BEGIN DATA ROWS
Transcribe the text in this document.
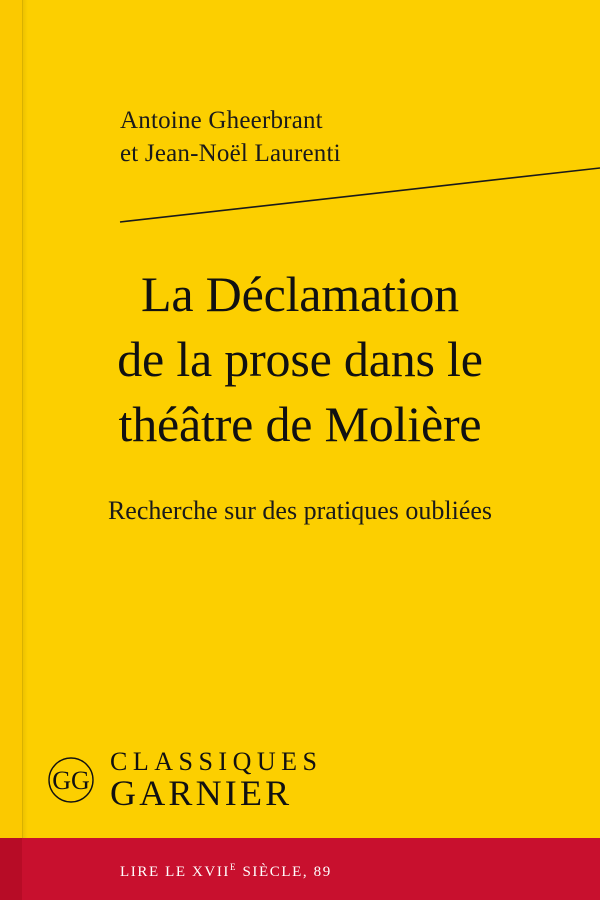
Antoine Gheerbrant
et Jean-Noël Laurenti
La Déclamation
de la prose dans le
théâtre de Molière
Recherche sur des pratiques oubliées
GG
CLASSIQUES
GARNIER
LIRE LE $XVII^E$ SIÈCLE, 89
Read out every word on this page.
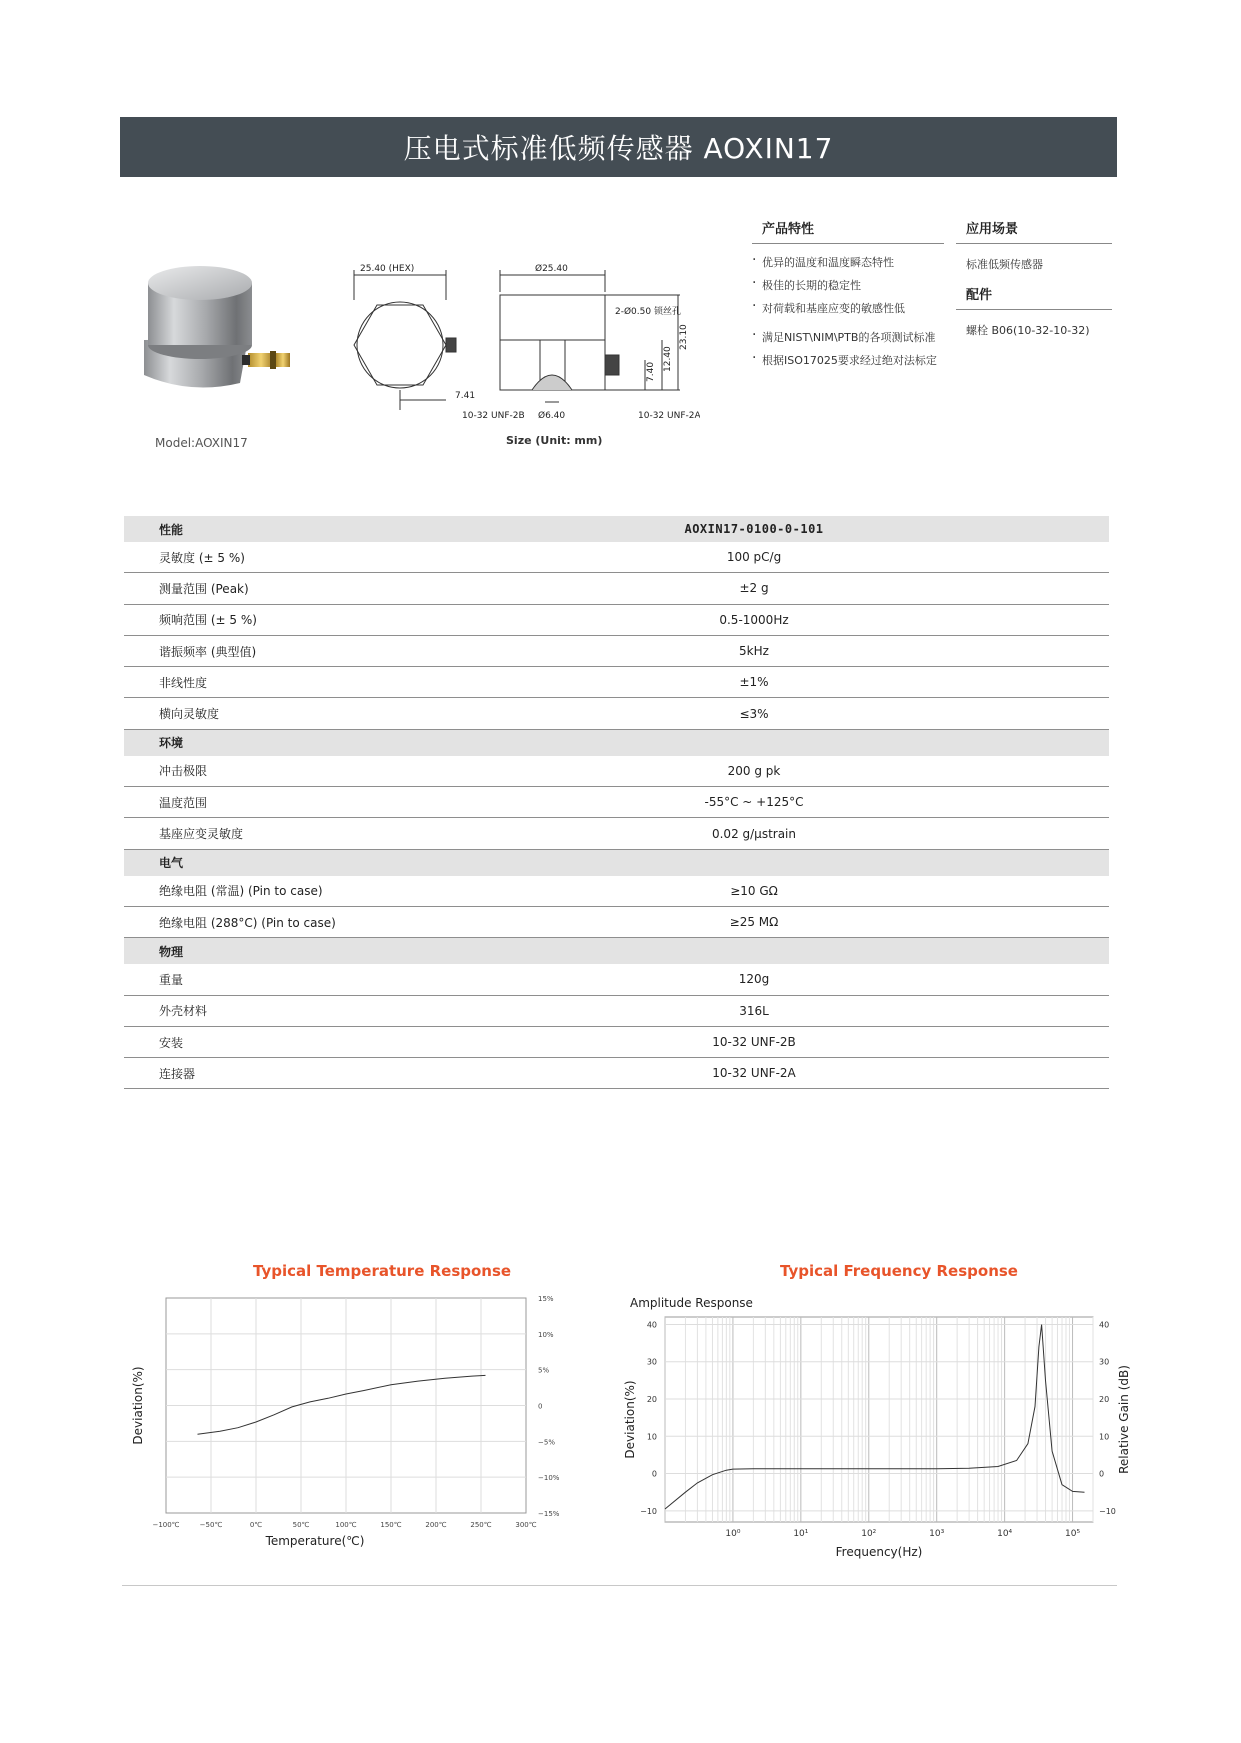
压电式标准低频传感器 AOXIN17
Model:AOXIN17
25.40 (HEX)	Ø25.40
2-Ø0.50 锁丝孔
23.10
12.40
7.40
7.41
10-32 UNF-2B Ø6.40	10-32 UNF-2A
Size (Unit: mm)
产品特性
· 优异的温度和温度瞬态特性
· 极佳的长期的稳定性
· 对荷载和基座应变的敏感性低
· 满足NIST\NIM\PTB的各项测试标准
· 根据ISO17025要求经过绝对法标定
应用场景
标准低频传感器
配件
螺栓 B06(10-32-10-32)
性能	AOXIN17-0100-0-101
灵敏度 (± 5 %)	100 pC/g
测量范围 (Peak)	±2 g
频响范围 (± 5 %)	0.5-1000Hz
谐振频率 (典型值)	5kHz
非线性度	±1%
横向灵敏度	≤3%
环境
冲击极限	200 g pk
温度范围	-55°C ~ +125°C
基座应变灵敏度	0.02 g/μstrain
电气
绝缘电阻 (常温) (Pin to case)	≥10 GΩ
绝缘电阻 (288°C) (Pin to case)	≥25 MΩ
物理
重量	120g
外壳材料	316L
安装	10-32 UNF-2B
连接器	10-32 UNF-2A
Typical Temperature Response
−100℃	−50℃	0℃	50℃	100℃	150℃	200℃	250℃	300℃
15%
10%
5%
0
−5%
−10%
−15%
Temperature(℃)
Deviation(%)
Typical Frequency Response
Amplitude Response
40	40
30	30
20	20
10	10
0	0
−10	−10
10⁰	10¹	10²	10³	10⁴	10⁵
Frequency(Hz)
Deviation(%)	Relative Gain (dB)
END DATA ROWS
▶ _WRITTEN REQUEST_
Go back to the records above and write them out exactly, without the pictures.

▶ _SOLUTION_
Transcribe the text in this document.
Antoine Gheerbrant
et Jean-Noël Laurenti
La Déclamation
de la prose dans le
théâtre de Molière
Recherche sur des pratiques oubliées
GG
CLASSIQUES
GARNIER
LIRE LE $XVII^E$ SIÈCLE, 89
Read out every word on this page.
压电式标准低频传感器 AOXIN17
Model:AOXIN17
25.40 (HEX)	Ø25.40
2-Ø0.50 锁丝孔
23.10
12.40
7.40
7.41
10-32 UNF-2B Ø6.40	10-32 UNF-2A
Size (Unit: mm)
产品特性
· 优异的温度和温度瞬态特性
· 极佳的长期的稳定性
· 对荷载和基座应变的敏感性低
· 满足NIST\NIM\PTB的各项测试标准
· 根据ISO17025要求经过绝对法标定
应用场景
标准低频传感器
配件
螺栓 B06(10-32-10-32)
性能	AOXIN17-0100-0-101
灵敏度 (± 5 %)	100 pC/g
测量范围 (Peak)	±2 g
频响范围 (± 5 %)	0.5-1000Hz
谐振频率 (典型值)	5kHz
非线性度	±1%
横向灵敏度	≤3%
环境
冲击极限	200 g pk
温度范围	-55°C ~ +125°C
基座应变灵敏度	0.02 g/μstrain
电气
绝缘电阻 (常温) (Pin to case)	≥10 GΩ
绝缘电阻 (288°C) (Pin to case)	≥25 MΩ
物理
重量	120g
外壳材料	316L
安装	10-32 UNF-2B
连接器	10-32 UNF-2A
Typical Temperature Response
−100℃	−50℃	0℃	50℃	100℃	150℃	200℃	250℃	300℃
15%
10%
5%
0
−5%
−10%
−15%
Temperature(℃)
Deviation(%)
Typical Frequency Response
Amplitude Response
40	40
30	30
20	20
10	10
0	0
−10	−10
10⁰	10¹	10²	10³	10⁴	10⁵
Frequency(Hz)
Deviation(%)	Relative Gain (dB)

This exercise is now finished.